TASK TO COMPLETE |
The entries below should be transcribed in their entirety, exactly as written.

EXTRACTED ENTRIES |
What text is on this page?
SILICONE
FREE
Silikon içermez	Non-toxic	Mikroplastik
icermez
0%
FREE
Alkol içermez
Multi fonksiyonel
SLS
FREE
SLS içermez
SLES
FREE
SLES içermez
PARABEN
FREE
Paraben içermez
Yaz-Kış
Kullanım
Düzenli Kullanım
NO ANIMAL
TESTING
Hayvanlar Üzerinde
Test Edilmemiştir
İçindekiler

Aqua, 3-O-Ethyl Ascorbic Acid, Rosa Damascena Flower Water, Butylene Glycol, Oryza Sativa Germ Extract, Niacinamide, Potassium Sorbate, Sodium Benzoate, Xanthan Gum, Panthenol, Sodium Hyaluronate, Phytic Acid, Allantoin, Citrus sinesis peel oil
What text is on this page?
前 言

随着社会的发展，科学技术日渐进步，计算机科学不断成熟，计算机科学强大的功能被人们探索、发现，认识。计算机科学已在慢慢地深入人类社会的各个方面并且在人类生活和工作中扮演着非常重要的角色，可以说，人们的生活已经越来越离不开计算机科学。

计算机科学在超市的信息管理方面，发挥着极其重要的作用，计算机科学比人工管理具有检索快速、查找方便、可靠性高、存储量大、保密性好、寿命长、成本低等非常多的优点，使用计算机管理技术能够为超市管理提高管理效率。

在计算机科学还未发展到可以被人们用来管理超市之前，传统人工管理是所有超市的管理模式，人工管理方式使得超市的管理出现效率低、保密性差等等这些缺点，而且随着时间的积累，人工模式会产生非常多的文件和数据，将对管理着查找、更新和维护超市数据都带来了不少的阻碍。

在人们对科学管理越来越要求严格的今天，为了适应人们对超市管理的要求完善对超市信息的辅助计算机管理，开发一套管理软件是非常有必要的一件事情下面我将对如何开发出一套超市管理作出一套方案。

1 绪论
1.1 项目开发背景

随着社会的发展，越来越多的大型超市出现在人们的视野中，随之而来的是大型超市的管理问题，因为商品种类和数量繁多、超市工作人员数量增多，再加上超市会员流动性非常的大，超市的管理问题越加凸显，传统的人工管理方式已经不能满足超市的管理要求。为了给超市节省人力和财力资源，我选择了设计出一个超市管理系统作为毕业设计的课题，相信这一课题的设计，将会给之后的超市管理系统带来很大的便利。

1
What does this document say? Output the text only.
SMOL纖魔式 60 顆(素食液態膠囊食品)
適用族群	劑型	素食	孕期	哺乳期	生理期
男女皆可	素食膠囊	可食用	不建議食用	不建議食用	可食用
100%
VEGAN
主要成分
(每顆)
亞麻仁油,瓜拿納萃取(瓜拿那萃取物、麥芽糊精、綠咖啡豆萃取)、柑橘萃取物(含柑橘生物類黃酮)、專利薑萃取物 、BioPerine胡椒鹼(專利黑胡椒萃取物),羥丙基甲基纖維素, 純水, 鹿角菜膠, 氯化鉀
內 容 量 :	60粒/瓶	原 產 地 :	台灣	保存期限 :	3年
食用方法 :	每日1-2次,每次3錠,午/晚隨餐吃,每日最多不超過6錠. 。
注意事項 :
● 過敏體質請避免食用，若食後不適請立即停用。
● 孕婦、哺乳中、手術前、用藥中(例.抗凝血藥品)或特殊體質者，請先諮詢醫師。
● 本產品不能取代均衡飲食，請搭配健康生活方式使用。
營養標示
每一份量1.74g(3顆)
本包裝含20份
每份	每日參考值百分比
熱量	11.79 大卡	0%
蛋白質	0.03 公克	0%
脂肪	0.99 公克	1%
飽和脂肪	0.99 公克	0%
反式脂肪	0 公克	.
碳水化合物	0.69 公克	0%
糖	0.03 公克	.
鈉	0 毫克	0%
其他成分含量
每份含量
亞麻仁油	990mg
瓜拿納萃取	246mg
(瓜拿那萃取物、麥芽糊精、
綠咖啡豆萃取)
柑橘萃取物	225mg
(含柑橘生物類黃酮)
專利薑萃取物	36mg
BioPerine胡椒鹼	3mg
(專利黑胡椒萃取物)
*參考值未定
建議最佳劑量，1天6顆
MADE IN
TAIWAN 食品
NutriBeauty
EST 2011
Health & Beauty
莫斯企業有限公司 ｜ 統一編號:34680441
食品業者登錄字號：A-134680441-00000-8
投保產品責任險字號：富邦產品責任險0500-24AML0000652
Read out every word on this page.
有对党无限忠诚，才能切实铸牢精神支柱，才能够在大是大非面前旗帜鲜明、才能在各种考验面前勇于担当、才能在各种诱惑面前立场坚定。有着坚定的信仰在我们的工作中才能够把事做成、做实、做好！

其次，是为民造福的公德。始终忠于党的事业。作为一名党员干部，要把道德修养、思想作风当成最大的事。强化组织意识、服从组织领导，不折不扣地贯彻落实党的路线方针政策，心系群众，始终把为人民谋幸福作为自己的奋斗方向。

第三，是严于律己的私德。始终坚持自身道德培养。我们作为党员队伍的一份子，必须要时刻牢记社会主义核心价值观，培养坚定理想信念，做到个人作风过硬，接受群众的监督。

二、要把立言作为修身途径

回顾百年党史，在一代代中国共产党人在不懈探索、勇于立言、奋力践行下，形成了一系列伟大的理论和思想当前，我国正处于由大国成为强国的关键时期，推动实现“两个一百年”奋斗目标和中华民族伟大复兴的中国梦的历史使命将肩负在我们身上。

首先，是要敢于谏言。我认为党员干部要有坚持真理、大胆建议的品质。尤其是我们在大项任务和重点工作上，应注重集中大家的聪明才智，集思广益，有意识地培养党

ANSWER TO THE EXERCISE |
What text is on this page?
SILICONE
FREE
Silikon içermez	Non-toxic	Mikroplastik
icermez
0%
FREE
Alkol içermez
Multi fonksiyonel
SLS
FREE
SLS içermez
SLES
FREE
SLES içermez
PARABEN
FREE
Paraben içermez
Yaz-Kış
Kullanım
Düzenli Kullanım
NO ANIMAL
TESTING
Hayvanlar Üzerinde
Test Edilmemiştir
İçindekiler

Aqua, 3-O-Ethyl Ascorbic Acid, Rosa Damascena Flower Water, Butylene Glycol, Oryza Sativa Germ Extract, Niacinamide, Potassium Sorbate, Sodium Benzoate, Xanthan Gum, Panthenol, Sodium Hyaluronate, Phytic Acid, Allantoin, Citrus sinesis peel oil
What text is on this page?
前 言

随着社会的发展，科学技术日渐进步，计算机科学不断成熟，计算机科学强大的功能被人们探索、发现，认识。计算机科学已在慢慢地深入人类社会的各个方面并且在人类生活和工作中扮演着非常重要的角色，可以说，人们的生活已经越来越离不开计算机科学。

计算机科学在超市的信息管理方面，发挥着极其重要的作用，计算机科学比人工管理具有检索快速、查找方便、可靠性高、存储量大、保密性好、寿命长、成本低等非常多的优点，使用计算机管理技术能够为超市管理提高管理效率。

在计算机科学还未发展到可以被人们用来管理超市之前，传统人工管理是所有超市的管理模式，人工管理方式使得超市的管理出现效率低、保密性差等等这些缺点，而且随着时间的积累，人工模式会产生非常多的文件和数据，将对管理着查找、更新和维护超市数据都带来了不少的阻碍。

在人们对科学管理越来越要求严格的今天，为了适应人们对超市管理的要求完善对超市信息的辅助计算机管理，开发一套管理软件是非常有必要的一件事情下面我将对如何开发出一套超市管理作出一套方案。

1 绪论
1.1 项目开发背景

随着社会的发展，越来越多的大型超市出现在人们的视野中，随之而来的是大型超市的管理问题，因为商品种类和数量繁多、超市工作人员数量增多，再加上超市会员流动性非常的大，超市的管理问题越加凸显，传统的人工管理方式已经不能满足超市的管理要求。为了给超市节省人力和财力资源，我选择了设计出一个超市管理系统作为毕业设计的课题，相信这一课题的设计，将会给之后的超市管理系统带来很大的便利。

1
What does this document say? Output the text only.
SMOL纖魔式 60 顆(素食液態膠囊食品)
適用族群	劑型	素食	孕期	哺乳期	生理期
男女皆可	素食膠囊	可食用	不建議食用	不建議食用	可食用
100%
VEGAN
主要成分
(每顆)
亞麻仁油,瓜拿納萃取(瓜拿那萃取物、麥芽糊精、綠咖啡豆萃取)、柑橘萃取物(含柑橘生物類黃酮)、專利薑萃取物 、BioPerine胡椒鹼(專利黑胡椒萃取物),羥丙基甲基纖維素, 純水, 鹿角菜膠, 氯化鉀
內 容 量 :	60粒/瓶	原 產 地 :	台灣	保存期限 :	3年
食用方法 :	每日1-2次,每次3錠,午/晚隨餐吃,每日最多不超過6錠. 。
注意事項 :
● 過敏體質請避免食用，若食後不適請立即停用。
● 孕婦、哺乳中、手術前、用藥中(例.抗凝血藥品)或特殊體質者，請先諮詢醫師。
● 本產品不能取代均衡飲食，請搭配健康生活方式使用。
營養標示
每一份量1.74g(3顆)
本包裝含20份
每份	每日參考值百分比
熱量	11.79 大卡	0%
蛋白質	0.03 公克	0%
脂肪	0.99 公克	1%
飽和脂肪	0.99 公克	0%
反式脂肪	0 公克	.
碳水化合物	0.69 公克	0%
糖	0.03 公克	.
鈉	0 毫克	0%
其他成分含量
每份含量
亞麻仁油	990mg
瓜拿納萃取	246mg
(瓜拿那萃取物、麥芽糊精、
綠咖啡豆萃取)
柑橘萃取物	225mg
(含柑橘生物類黃酮)
專利薑萃取物	36mg
BioPerine胡椒鹼	3mg
(專利黑胡椒萃取物)
*參考值未定
建議最佳劑量，1天6顆
MADE IN
TAIWAN 食品
NutriBeauty
EST 2011
Health & Beauty
莫斯企業有限公司 ｜ 統一編號:34680441
食品業者登錄字號：A-134680441-00000-8
投保產品責任險字號：富邦產品責任險0500-24AML0000652
Read out every word on this page.
有对党无限忠诚，才能切实铸牢精神支柱，才能够在大是大非面前旗帜鲜明、才能在各种考验面前勇于担当、才能在各种诱惑面前立场坚定。有着坚定的信仰在我们的工作中才能够把事做成、做实、做好！

其次，是为民造福的公德。始终忠于党的事业。作为一名党员干部，要把道德修养、思想作风当成最大的事。强化组织意识、服从组织领导，不折不扣地贯彻落实党的路线方针政策，心系群众，始终把为人民谋幸福作为自己的奋斗方向。

第三，是严于律己的私德。始终坚持自身道德培养。我们作为党员队伍的一份子，必须要时刻牢记社会主义核心价值观，培养坚定理想信念，做到个人作风过硬，接受群众的监督。

二、要把立言作为修身途径

回顾百年党史，在一代代中国共产党人在不懈探索、勇于立言、奋力践行下，形成了一系列伟大的理论和思想当前，我国正处于由大国成为强国的关键时期，推动实现“两个一百年”奋斗目标和中华民族伟大复兴的中国梦的历史使命将肩负在我们身上。

首先，是要敢于谏言。我认为党员干部要有坚持真理、大胆建议的品质。尤其是我们在大项任务和重点工作上，应注重集中大家的聪明才智，集思广益，有意识地培养党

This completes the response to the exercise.